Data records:

------------------------------------------------------------

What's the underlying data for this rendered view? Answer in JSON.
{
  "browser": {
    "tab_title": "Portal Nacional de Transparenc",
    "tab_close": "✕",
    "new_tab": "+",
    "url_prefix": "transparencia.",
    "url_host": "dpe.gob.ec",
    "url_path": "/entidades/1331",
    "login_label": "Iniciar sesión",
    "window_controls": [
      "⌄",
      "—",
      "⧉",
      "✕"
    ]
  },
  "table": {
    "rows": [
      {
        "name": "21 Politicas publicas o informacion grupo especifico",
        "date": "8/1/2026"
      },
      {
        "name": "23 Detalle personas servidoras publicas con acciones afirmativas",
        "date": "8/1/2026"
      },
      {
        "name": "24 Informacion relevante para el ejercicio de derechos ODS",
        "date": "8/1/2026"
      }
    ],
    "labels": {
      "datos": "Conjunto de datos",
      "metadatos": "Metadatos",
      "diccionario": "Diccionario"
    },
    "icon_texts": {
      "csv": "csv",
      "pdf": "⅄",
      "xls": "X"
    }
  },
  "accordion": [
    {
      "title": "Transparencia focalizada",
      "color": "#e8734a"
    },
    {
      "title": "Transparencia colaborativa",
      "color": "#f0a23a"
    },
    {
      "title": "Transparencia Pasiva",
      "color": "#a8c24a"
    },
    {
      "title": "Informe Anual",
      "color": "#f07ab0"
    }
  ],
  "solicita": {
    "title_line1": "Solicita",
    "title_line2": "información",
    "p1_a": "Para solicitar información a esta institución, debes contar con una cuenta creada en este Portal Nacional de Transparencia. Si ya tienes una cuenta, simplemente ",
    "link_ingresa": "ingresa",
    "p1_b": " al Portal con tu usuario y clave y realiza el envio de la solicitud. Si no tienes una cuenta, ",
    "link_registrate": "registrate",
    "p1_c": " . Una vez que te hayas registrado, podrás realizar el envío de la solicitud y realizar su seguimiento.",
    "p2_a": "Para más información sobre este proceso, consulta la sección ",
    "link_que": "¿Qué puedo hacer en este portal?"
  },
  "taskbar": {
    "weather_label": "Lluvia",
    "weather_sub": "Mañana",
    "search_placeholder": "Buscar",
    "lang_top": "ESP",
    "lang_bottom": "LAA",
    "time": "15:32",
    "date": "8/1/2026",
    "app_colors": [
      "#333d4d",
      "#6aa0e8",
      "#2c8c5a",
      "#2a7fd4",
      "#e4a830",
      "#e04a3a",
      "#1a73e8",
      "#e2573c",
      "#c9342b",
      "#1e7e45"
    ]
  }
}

------------------------------------------------------------

▸ **Directions for this task**
Print out all the entries precisely as written.

▸ **Expected answer**
What's the underlying data for this rendered view? Answer in JSON.
{
  "browser": {
    "tab_title": "Portal Nacional de Transparenc",
    "tab_close": "✕",
    "new_tab": "+",
    "url_prefix": "transparencia.",
    "url_host": "dpe.gob.ec",
    "url_path": "/entidades/1331",
    "login_label": "Iniciar sesión",
    "window_controls": [
      "⌄",
      "—",
      "⧉",
      "✕"
    ]
  },
  "table": {
    "rows": [
      {
        "name": "21 Politicas publicas o informacion grupo especifico",
        "date": "8/1/2026"
      },
      {
        "name": "23 Detalle personas servidoras publicas con acciones afirmativas",
        "date": "8/1/2026"
      },
      {
        "name": "24 Informacion relevante para el ejercicio de derechos ODS",
        "date": "8/1/2026"
      }
    ],
    "labels": {
      "datos": "Conjunto de datos",
      "metadatos": "Metadatos",
      "diccionario": "Diccionario"
    },
    "icon_texts": {
      "csv": "csv",
      "pdf": "⅄",
      "xls": "X"
    }
  },
  "accordion": [
    {
      "title": "Transparencia focalizada",
      "color": "#e8734a"
    },
    {
      "title": "Transparencia colaborativa",
      "color": "#f0a23a"
    },
    {
      "title": "Transparencia Pasiva",
      "color": "#a8c24a"
    },
    {
      "title": "Informe Anual",
      "color": "#f07ab0"
    }
  ],
  "solicita": {
    "title_line1": "Solicita",
    "title_line2": "información",
    "p1_a": "Para solicitar información a esta institución, debes contar con una cuenta creada en este Portal Nacional de Transparencia. Si ya tienes una cuenta, simplemente ",
    "link_ingresa": "ingresa",
    "p1_b": " al Portal con tu usuario y clave y realiza el envio de la solicitud. Si no tienes una cuenta, ",
    "link_registrate": "registrate",
    "p1_c": " . Una vez que te hayas registrado, podrás realizar el envío de la solicitud y realizar su seguimiento.",
    "p2_a": "Para más información sobre este proceso, consulta la sección ",
    "link_que": "¿Qué puedo hacer en este portal?"
  },
  "taskbar": {
    "weather_label": "Lluvia",
    "weather_sub": "Mañana",
    "search_placeholder": "Buscar",
    "lang_top": "ESP",
    "lang_bottom": "LAA",
    "time": "15:32",
    "date": "8/1/2026",
    "app_colors": [
      "#333d4d",
      "#6aa0e8",
      "#2c8c5a",
      "#2a7fd4",
      "#e4a830",
      "#e04a3a",
      "#1a73e8",
      "#e2573c",
      "#c9342b",
      "#1e7e45"
    ]
  }
}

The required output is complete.